## START Listing

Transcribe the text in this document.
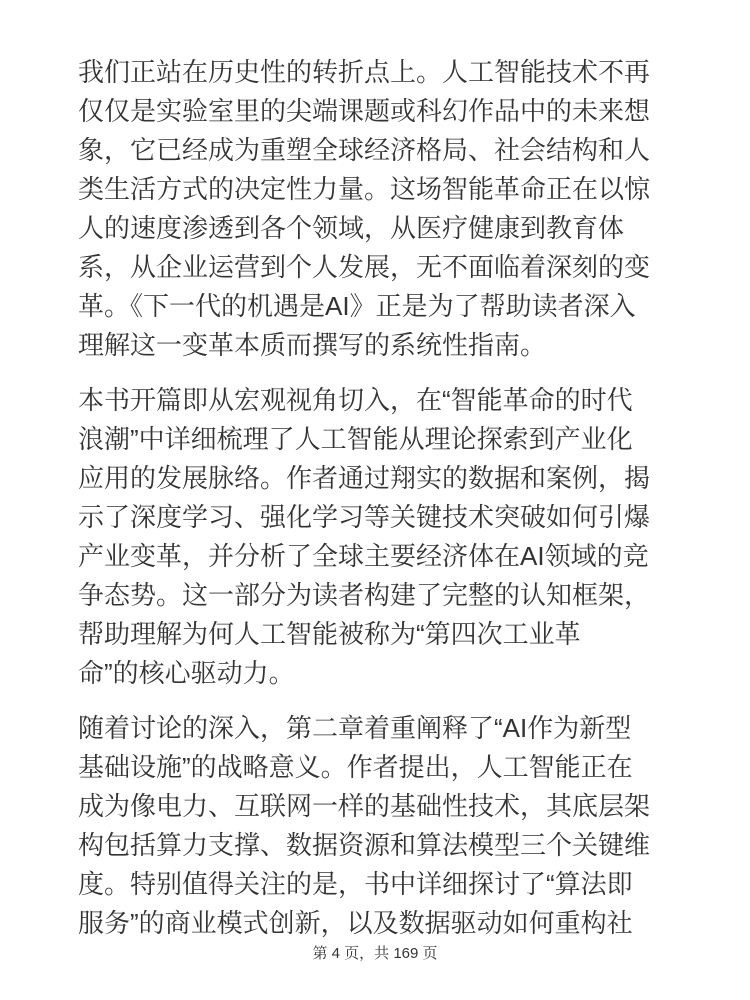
我们正站在历史性的转折点上。人工智能技术不再
仅仅是实验室里的尖端课题或科幻作品中的未来想
象，它已经成为重塑全球经济格局、社会结构和人
类生活方式的决定性力量。这场智能革命正在以惊
人的速度渗透到各个领域，从医疗健康到教育体
系，从企业运营到个人发展，无不面临着深刻的变
革。《下一代的机遇是AI》正是为了帮助读者深入
理解这一变革本质而撰写的系统性指南。
本书开篇即从宏观视角切入，在“智能革命的时代
浪潮”中详细梳理了人工智能从理论探索到产业化
应用的发展脉络。作者通过翔实的数据和案例，揭
示了深度学习、强化学习等关键技术突破如何引爆
产业变革，并分析了全球主要经济体在AI领域的竞
争态势。这一部分为读者构建了完整的认知框架，
帮助理解为何人工智能被称为“第四次工业革
命”的核心驱动力。
随着讨论的深入，第二章着重阐释了“AI作为新型
基础设施”的战略意义。作者提出，人工智能正在
成为像电力、互联网一样的基础性技术，其底层架
构包括算力支撑、数据资源和算法模型三个关键维
度。特别值得关注的是，书中详细探讨了“算法即
服务”的商业模式创新，以及数据驱动如何重构社
第 4 页，共 169 页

## END Listing

#### [What the task asks]
Every entry above should be duplicated exactly. Do not include the images.

#### [Output of the task]
Transcribe the text in this document.
我们正站在历史性的转折点上。人工智能技术不再
仅仅是实验室里的尖端课题或科幻作品中的未来想
象，它已经成为重塑全球经济格局、社会结构和人
类生活方式的决定性力量。这场智能革命正在以惊
人的速度渗透到各个领域，从医疗健康到教育体
系，从企业运营到个人发展，无不面临着深刻的变
革。《下一代的机遇是AI》正是为了帮助读者深入
理解这一变革本质而撰写的系统性指南。
本书开篇即从宏观视角切入，在“智能革命的时代
浪潮”中详细梳理了人工智能从理论探索到产业化
应用的发展脉络。作者通过翔实的数据和案例，揭
示了深度学习、强化学习等关键技术突破如何引爆
产业变革，并分析了全球主要经济体在AI领域的竞
争态势。这一部分为读者构建了完整的认知框架，
帮助理解为何人工智能被称为“第四次工业革
命”的核心驱动力。
随着讨论的深入，第二章着重阐释了“AI作为新型
基础设施”的战略意义。作者提出，人工智能正在
成为像电力、互联网一样的基础性技术，其底层架
构包括算力支撑、数据资源和算法模型三个关键维
度。特别值得关注的是，书中详细探讨了“算法即
服务”的商业模式创新，以及数据驱动如何重构社
第 4 页，共 169 页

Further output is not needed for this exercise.